_Given instruction_
Show every line where "content" occurs.

::::

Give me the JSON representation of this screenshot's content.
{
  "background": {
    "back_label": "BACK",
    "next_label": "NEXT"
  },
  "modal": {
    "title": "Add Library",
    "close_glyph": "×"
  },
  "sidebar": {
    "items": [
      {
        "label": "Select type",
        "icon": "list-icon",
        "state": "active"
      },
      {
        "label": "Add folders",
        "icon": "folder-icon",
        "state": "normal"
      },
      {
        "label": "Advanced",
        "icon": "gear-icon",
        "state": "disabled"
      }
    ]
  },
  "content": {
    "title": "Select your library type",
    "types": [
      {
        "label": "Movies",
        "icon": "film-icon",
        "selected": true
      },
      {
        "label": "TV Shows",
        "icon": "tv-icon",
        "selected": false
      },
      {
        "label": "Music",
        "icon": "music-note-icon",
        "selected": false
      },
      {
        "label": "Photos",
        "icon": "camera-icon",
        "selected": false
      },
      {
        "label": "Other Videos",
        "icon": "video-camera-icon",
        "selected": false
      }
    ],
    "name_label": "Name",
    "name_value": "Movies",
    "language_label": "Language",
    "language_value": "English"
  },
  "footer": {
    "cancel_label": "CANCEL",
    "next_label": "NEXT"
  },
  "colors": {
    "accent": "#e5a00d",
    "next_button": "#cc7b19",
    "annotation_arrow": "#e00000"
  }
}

::::

_Solution for this problem_
Give me the JSON representation of this screenshot's content.
  "content": {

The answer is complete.